- _YOUR INSTRUCTIONS_
Gather every line in the entries below that contains the string "飯田圭織".

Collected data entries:
--- Begin ---

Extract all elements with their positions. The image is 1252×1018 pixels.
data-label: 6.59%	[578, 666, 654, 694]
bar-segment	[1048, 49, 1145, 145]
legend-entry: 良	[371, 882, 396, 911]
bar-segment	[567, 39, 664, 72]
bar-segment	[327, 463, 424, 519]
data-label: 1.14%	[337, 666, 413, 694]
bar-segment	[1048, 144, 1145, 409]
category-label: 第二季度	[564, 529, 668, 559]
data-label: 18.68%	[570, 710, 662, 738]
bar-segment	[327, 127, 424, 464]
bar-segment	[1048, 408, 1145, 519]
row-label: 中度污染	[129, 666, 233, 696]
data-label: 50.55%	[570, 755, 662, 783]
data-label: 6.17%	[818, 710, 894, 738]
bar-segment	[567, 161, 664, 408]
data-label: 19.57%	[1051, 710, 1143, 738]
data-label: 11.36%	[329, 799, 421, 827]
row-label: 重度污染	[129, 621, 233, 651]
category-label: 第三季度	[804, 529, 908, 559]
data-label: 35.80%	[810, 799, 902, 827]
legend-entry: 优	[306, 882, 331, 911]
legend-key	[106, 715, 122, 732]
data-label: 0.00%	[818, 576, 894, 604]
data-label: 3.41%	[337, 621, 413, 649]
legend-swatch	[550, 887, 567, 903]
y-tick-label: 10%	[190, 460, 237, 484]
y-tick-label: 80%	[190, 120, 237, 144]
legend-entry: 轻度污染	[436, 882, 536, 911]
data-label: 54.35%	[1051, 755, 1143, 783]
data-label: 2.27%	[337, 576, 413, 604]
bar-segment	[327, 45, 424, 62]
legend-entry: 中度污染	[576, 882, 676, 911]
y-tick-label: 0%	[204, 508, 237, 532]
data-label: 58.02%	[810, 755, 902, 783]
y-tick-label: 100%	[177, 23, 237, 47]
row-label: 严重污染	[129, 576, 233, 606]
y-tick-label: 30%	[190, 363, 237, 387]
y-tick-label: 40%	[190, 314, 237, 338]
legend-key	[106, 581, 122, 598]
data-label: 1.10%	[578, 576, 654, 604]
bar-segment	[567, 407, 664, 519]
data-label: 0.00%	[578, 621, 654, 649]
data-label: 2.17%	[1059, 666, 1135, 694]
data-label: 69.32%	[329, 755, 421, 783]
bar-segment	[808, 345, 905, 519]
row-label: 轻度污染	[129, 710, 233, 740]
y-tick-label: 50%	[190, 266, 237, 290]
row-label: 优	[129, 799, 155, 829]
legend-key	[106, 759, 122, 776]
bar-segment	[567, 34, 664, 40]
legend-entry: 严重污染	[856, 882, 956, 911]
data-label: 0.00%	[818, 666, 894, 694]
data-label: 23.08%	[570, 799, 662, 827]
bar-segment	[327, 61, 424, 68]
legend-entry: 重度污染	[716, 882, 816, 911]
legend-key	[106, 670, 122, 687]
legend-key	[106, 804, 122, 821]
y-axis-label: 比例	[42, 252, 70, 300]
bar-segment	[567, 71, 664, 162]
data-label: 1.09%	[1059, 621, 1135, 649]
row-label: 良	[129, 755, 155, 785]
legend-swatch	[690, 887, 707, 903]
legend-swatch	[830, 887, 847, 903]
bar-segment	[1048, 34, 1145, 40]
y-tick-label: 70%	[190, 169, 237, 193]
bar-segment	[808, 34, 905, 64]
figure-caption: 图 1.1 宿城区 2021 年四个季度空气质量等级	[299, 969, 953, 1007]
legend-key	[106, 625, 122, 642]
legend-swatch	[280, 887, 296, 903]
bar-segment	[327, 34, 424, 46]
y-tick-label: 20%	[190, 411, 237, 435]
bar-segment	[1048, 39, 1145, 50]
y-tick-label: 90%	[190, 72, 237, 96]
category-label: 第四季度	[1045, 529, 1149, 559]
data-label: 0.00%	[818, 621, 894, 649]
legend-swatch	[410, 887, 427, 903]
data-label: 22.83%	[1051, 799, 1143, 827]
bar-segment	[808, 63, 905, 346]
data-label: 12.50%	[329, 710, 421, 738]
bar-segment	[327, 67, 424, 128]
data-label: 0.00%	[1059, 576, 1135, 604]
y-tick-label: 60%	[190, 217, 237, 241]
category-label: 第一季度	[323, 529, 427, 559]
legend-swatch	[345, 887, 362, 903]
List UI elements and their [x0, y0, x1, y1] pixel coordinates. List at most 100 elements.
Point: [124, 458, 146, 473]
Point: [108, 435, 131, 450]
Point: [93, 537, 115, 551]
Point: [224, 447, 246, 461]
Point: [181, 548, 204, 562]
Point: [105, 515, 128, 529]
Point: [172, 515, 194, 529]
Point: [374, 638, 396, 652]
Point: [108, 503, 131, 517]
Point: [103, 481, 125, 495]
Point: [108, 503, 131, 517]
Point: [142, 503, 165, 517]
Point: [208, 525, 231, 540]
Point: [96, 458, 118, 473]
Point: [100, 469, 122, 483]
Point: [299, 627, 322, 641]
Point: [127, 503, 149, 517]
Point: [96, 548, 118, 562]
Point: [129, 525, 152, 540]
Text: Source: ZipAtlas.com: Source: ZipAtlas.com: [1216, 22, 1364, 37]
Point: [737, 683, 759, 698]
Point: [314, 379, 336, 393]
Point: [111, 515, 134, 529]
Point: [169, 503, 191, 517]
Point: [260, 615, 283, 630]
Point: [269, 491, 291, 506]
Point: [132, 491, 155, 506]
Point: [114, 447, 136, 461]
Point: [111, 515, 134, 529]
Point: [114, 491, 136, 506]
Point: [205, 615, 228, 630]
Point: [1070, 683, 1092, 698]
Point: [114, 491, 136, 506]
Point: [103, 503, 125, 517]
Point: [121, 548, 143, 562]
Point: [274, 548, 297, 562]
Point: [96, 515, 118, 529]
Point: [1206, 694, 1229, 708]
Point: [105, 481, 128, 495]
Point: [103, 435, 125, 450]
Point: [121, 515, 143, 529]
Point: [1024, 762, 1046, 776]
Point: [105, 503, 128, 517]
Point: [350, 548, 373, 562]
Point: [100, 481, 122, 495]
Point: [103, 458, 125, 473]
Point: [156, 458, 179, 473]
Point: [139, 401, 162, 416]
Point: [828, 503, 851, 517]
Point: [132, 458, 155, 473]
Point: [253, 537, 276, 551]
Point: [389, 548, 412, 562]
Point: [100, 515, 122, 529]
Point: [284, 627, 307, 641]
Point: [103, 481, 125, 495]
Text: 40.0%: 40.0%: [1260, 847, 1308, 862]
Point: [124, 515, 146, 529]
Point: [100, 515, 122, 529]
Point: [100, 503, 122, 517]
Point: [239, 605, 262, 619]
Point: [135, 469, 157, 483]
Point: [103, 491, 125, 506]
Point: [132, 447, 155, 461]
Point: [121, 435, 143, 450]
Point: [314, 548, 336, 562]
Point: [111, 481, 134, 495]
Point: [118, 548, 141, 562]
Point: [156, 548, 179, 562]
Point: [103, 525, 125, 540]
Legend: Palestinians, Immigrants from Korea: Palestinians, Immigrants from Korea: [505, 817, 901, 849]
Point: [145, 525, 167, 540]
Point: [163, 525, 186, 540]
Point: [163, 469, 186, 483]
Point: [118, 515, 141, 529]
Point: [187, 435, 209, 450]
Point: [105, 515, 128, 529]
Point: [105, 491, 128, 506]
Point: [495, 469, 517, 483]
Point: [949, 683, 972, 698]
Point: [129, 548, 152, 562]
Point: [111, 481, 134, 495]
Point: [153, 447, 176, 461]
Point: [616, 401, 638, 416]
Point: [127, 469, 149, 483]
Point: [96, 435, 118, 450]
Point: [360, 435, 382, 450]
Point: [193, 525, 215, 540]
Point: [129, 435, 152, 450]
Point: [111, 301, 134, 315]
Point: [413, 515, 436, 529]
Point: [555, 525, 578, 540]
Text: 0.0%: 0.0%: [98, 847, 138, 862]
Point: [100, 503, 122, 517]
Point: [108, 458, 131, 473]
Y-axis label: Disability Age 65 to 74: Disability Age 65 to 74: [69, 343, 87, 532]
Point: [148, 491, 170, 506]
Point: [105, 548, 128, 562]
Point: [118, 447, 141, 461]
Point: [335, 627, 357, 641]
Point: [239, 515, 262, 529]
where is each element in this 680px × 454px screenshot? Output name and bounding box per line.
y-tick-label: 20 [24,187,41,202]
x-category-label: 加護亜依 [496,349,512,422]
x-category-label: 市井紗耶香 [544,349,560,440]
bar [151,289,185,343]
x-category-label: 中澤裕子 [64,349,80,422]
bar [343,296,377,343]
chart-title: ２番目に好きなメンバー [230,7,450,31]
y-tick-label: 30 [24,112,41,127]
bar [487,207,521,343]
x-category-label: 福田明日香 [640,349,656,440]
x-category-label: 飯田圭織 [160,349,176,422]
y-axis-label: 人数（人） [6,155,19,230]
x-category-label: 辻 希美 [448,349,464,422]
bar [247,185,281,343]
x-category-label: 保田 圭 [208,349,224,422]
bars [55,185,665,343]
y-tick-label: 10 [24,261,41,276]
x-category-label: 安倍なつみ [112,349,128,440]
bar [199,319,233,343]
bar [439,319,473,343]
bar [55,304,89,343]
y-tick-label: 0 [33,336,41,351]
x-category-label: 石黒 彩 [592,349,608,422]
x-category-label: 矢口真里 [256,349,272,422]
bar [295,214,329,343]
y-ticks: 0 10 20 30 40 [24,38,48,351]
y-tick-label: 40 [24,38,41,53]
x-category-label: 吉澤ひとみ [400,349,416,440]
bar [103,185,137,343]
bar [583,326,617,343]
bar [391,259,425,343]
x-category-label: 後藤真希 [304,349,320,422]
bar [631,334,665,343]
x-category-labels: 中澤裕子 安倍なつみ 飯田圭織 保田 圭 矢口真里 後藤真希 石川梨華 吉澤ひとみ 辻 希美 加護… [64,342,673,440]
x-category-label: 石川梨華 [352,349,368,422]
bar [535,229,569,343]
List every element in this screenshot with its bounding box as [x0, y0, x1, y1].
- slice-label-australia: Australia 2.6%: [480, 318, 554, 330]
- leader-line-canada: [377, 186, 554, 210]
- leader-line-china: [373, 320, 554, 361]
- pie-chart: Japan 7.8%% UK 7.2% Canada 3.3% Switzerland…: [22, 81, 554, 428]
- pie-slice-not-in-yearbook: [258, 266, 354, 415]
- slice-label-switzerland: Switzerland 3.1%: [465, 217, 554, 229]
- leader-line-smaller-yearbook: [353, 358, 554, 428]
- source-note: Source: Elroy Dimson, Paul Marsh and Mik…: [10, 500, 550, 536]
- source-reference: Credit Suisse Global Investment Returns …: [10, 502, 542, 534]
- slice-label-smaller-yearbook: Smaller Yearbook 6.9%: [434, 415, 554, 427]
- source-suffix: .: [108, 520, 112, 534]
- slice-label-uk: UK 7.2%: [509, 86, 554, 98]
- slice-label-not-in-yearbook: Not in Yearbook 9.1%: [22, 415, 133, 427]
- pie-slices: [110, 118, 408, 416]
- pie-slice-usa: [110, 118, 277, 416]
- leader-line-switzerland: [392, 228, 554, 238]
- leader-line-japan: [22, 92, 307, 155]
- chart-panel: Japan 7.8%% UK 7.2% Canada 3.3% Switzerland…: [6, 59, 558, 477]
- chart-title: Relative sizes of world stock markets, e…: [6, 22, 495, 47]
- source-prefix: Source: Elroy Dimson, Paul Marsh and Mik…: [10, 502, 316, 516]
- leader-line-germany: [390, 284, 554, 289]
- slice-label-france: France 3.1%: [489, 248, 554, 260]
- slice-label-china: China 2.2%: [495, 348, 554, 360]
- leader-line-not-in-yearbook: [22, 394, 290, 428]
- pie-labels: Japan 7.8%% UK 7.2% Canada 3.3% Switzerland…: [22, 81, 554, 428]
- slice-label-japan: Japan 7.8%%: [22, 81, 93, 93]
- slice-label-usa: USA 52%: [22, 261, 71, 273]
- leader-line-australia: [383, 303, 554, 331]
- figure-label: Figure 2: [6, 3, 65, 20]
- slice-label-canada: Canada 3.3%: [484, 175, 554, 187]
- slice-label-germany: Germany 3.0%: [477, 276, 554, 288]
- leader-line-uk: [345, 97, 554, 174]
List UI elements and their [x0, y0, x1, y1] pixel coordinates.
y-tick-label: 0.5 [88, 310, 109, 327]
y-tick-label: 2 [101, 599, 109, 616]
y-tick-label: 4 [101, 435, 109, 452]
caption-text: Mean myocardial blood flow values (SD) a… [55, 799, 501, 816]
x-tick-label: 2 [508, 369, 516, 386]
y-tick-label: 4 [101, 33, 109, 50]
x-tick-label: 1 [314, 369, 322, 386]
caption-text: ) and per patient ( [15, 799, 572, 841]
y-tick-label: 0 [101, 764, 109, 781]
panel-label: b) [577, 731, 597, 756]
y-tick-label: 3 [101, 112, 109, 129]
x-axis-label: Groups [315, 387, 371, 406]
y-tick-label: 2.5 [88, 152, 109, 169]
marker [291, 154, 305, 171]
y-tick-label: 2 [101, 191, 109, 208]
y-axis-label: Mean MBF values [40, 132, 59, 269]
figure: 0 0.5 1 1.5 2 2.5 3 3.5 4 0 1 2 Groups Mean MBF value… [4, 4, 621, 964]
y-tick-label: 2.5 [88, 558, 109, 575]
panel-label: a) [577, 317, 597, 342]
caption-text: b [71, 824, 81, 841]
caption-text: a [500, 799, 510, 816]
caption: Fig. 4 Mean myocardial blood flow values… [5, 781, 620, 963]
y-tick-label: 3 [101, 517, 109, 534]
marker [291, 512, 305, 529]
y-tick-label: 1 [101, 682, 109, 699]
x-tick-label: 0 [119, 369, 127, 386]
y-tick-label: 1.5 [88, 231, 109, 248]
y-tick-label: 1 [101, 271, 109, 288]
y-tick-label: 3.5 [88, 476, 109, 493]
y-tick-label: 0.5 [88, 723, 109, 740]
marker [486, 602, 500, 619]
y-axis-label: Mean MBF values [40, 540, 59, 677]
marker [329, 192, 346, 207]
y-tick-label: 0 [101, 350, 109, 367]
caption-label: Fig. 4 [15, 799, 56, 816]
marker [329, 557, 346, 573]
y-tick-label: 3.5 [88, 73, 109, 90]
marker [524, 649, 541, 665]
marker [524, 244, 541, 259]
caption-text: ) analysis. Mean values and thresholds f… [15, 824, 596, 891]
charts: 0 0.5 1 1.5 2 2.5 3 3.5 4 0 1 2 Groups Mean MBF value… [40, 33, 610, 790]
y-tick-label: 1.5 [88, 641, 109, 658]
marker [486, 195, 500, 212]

--- End ---

- _IN RESPONSE_
x-category-label: 飯田圭織 [160,349,176,422]
x-category-labels: 中澤裕子 安倍なつみ 飯田圭織 保田 圭 矢口真里 後藤真希 石川梨華 吉澤ひとみ 辻 希美 加護… [64,342,673,440]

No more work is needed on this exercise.